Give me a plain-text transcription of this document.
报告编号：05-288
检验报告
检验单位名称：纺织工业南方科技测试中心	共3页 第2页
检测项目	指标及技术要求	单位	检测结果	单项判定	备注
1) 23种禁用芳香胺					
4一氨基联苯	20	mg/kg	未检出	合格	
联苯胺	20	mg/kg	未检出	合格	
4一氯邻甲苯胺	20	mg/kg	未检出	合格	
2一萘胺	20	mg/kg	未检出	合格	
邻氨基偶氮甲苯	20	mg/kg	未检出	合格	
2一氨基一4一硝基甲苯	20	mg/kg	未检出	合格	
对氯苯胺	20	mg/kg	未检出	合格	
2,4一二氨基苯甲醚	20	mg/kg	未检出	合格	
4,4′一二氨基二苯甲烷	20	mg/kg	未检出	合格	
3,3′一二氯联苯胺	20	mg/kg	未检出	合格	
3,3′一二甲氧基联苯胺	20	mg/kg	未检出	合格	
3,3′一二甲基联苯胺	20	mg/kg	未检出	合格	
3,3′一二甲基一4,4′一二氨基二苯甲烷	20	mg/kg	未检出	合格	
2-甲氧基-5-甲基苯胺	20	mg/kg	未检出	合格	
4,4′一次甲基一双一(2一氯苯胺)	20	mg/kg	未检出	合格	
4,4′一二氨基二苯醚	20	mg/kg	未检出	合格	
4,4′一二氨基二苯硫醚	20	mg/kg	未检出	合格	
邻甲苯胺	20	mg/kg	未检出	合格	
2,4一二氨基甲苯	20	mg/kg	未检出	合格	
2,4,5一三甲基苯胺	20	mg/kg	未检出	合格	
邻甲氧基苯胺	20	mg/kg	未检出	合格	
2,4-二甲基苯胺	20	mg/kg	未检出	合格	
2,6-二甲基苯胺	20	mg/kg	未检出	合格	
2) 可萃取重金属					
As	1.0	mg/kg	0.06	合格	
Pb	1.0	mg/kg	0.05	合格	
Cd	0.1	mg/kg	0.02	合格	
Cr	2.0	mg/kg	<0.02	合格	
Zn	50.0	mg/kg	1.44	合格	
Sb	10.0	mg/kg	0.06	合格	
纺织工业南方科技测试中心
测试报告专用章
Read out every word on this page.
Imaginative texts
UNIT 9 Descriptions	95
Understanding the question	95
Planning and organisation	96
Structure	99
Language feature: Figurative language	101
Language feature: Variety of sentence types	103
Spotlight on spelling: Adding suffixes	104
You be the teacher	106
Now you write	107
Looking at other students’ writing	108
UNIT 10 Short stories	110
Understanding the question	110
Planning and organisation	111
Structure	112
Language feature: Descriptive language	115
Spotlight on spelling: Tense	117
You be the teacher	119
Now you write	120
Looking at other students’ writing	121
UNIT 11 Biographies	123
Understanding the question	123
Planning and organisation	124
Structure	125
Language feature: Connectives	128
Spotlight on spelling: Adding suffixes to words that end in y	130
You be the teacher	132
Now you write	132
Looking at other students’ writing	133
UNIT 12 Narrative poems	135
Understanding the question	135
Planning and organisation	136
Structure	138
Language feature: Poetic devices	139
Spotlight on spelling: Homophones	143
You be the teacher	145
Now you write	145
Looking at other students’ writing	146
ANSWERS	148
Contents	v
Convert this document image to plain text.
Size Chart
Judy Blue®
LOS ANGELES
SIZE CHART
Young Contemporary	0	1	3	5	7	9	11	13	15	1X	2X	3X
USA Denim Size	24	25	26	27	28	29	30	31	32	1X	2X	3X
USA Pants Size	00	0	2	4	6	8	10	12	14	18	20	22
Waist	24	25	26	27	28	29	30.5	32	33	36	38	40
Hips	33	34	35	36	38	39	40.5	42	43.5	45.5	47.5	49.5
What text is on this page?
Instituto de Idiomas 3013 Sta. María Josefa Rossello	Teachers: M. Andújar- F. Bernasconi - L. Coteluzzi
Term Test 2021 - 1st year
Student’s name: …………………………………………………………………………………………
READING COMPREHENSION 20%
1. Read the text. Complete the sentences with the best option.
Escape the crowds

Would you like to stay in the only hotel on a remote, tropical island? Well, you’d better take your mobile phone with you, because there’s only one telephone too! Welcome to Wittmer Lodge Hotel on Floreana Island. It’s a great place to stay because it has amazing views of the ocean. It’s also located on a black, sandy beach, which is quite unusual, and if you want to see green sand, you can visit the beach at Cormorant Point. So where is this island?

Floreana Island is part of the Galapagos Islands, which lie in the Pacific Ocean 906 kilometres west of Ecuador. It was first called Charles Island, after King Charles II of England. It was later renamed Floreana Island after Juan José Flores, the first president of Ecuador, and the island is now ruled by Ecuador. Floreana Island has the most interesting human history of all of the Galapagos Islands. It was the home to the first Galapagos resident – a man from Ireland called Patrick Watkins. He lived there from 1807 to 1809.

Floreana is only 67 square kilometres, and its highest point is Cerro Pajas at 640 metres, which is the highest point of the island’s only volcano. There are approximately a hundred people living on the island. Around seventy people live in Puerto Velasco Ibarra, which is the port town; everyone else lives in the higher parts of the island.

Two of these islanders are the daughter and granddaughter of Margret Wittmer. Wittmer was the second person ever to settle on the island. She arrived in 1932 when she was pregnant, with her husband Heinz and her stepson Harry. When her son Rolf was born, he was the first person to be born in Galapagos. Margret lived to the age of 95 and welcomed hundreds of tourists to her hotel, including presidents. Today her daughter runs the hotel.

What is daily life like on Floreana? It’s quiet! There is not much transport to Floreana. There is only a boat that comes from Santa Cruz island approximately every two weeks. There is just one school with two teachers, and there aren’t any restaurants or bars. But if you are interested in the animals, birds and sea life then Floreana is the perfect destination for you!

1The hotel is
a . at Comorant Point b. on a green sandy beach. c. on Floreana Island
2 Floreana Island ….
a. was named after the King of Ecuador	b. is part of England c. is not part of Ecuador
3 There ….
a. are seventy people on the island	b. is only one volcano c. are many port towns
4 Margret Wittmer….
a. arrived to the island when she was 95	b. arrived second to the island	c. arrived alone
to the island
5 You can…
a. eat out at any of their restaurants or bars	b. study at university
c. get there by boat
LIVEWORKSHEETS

### Problem requirements
Write out the data exactly as it stands.

### Exercise response
Give me a plain-text transcription of this document.
报告编号：05-288
检验报告
检验单位名称：纺织工业南方科技测试中心	共3页 第2页
检测项目	指标及技术要求	单位	检测结果	单项判定	备注
1) 23种禁用芳香胺					
4一氨基联苯	20	mg/kg	未检出	合格	
联苯胺	20	mg/kg	未检出	合格	
4一氯邻甲苯胺	20	mg/kg	未检出	合格	
2一萘胺	20	mg/kg	未检出	合格	
邻氨基偶氮甲苯	20	mg/kg	未检出	合格	
2一氨基一4一硝基甲苯	20	mg/kg	未检出	合格	
对氯苯胺	20	mg/kg	未检出	合格	
2,4一二氨基苯甲醚	20	mg/kg	未检出	合格	
4,4′一二氨基二苯甲烷	20	mg/kg	未检出	合格	
3,3′一二氯联苯胺	20	mg/kg	未检出	合格	
3,3′一二甲氧基联苯胺	20	mg/kg	未检出	合格	
3,3′一二甲基联苯胺	20	mg/kg	未检出	合格	
3,3′一二甲基一4,4′一二氨基二苯甲烷	20	mg/kg	未检出	合格	
2-甲氧基-5-甲基苯胺	20	mg/kg	未检出	合格	
4,4′一次甲基一双一(2一氯苯胺)	20	mg/kg	未检出	合格	
4,4′一二氨基二苯醚	20	mg/kg	未检出	合格	
4,4′一二氨基二苯硫醚	20	mg/kg	未检出	合格	
邻甲苯胺	20	mg/kg	未检出	合格	
2,4一二氨基甲苯	20	mg/kg	未检出	合格	
2,4,5一三甲基苯胺	20	mg/kg	未检出	合格	
邻甲氧基苯胺	20	mg/kg	未检出	合格	
2,4-二甲基苯胺	20	mg/kg	未检出	合格	
2,6-二甲基苯胺	20	mg/kg	未检出	合格	
2) 可萃取重金属					
As	1.0	mg/kg	0.06	合格	
Pb	1.0	mg/kg	0.05	合格	
Cd	0.1	mg/kg	0.02	合格	
Cr	2.0	mg/kg	<0.02	合格	
Zn	50.0	mg/kg	1.44	合格	
Sb	10.0	mg/kg	0.06	合格	
纺织工业南方科技测试中心
测试报告专用章
Read out every word on this page.
Imaginative texts
UNIT 9 Descriptions	95
Understanding the question	95
Planning and organisation	96
Structure	99
Language feature: Figurative language	101
Language feature: Variety of sentence types	103
Spotlight on spelling: Adding suffixes	104
You be the teacher	106
Now you write	107
Looking at other students’ writing	108
UNIT 10 Short stories	110
Understanding the question	110
Planning and organisation	111
Structure	112
Language feature: Descriptive language	115
Spotlight on spelling: Tense	117
You be the teacher	119
Now you write	120
Looking at other students’ writing	121
UNIT 11 Biographies	123
Understanding the question	123
Planning and organisation	124
Structure	125
Language feature: Connectives	128
Spotlight on spelling: Adding suffixes to words that end in y	130
You be the teacher	132
Now you write	132
Looking at other students’ writing	133
UNIT 12 Narrative poems	135
Understanding the question	135
Planning and organisation	136
Structure	138
Language feature: Poetic devices	139
Spotlight on spelling: Homophones	143
You be the teacher	145
Now you write	145
Looking at other students’ writing	146
ANSWERS	148
Contents	v
Convert this document image to plain text.
Size Chart
Judy Blue®
LOS ANGELES
SIZE CHART
Young Contemporary	0	1	3	5	7	9	11	13	15	1X	2X	3X
USA Denim Size	24	25	26	27	28	29	30	31	32	1X	2X	3X
USA Pants Size	00	0	2	4	6	8	10	12	14	18	20	22
Waist	24	25	26	27	28	29	30.5	32	33	36	38	40
Hips	33	34	35	36	38	39	40.5	42	43.5	45.5	47.5	49.5
What text is on this page?
Instituto de Idiomas 3013 Sta. María Josefa Rossello	Teachers: M. Andújar- F. Bernasconi - L. Coteluzzi
Term Test 2021 - 1st year
Student’s name: …………………………………………………………………………………………
READING COMPREHENSION 20%
1. Read the text. Complete the sentences with the best option.
Escape the crowds

Would you like to stay in the only hotel on a remote, tropical island? Well, you’d better take your mobile phone with you, because there’s only one telephone too! Welcome to Wittmer Lodge Hotel on Floreana Island. It’s a great place to stay because it has amazing views of the ocean. It’s also located on a black, sandy beach, which is quite unusual, and if you want to see green sand, you can visit the beach at Cormorant Point. So where is this island?

Floreana Island is part of the Galapagos Islands, which lie in the Pacific Ocean 906 kilometres west of Ecuador. It was first called Charles Island, after King Charles II of England. It was later renamed Floreana Island after Juan José Flores, the first president of Ecuador, and the island is now ruled by Ecuador. Floreana Island has the most interesting human history of all of the Galapagos Islands. It was the home to the first Galapagos resident – a man from Ireland called Patrick Watkins. He lived there from 1807 to 1809.

Floreana is only 67 square kilometres, and its highest point is Cerro Pajas at 640 metres, which is the highest point of the island’s only volcano. There are approximately a hundred people living on the island. Around seventy people live in Puerto Velasco Ibarra, which is the port town; everyone else lives in the higher parts of the island.

Two of these islanders are the daughter and granddaughter of Margret Wittmer. Wittmer was the second person ever to settle on the island. She arrived in 1932 when she was pregnant, with her husband Heinz and her stepson Harry. When her son Rolf was born, he was the first person to be born in Galapagos. Margret lived to the age of 95 and welcomed hundreds of tourists to her hotel, including presidents. Today her daughter runs the hotel.

What is daily life like on Floreana? It’s quiet! There is not much transport to Floreana. There is only a boat that comes from Santa Cruz island approximately every two weeks. There is just one school with two teachers, and there aren’t any restaurants or bars. But if you are interested in the animals, birds and sea life then Floreana is the perfect destination for you!

1The hotel is
a . at Comorant Point b. on a green sandy beach. c. on Floreana Island
2 Floreana Island ….
a. was named after the King of Ecuador	b. is part of England c. is not part of Ecuador
3 There ….
a. are seventy people on the island	b. is only one volcano c. are many port towns
4 Margret Wittmer….
a. arrived to the island when she was 95	b. arrived second to the island	c. arrived alone
to the island
5 You can…
a. eat out at any of their restaurants or bars	b. study at university
c. get there by boat
LIVEWORKSHEETS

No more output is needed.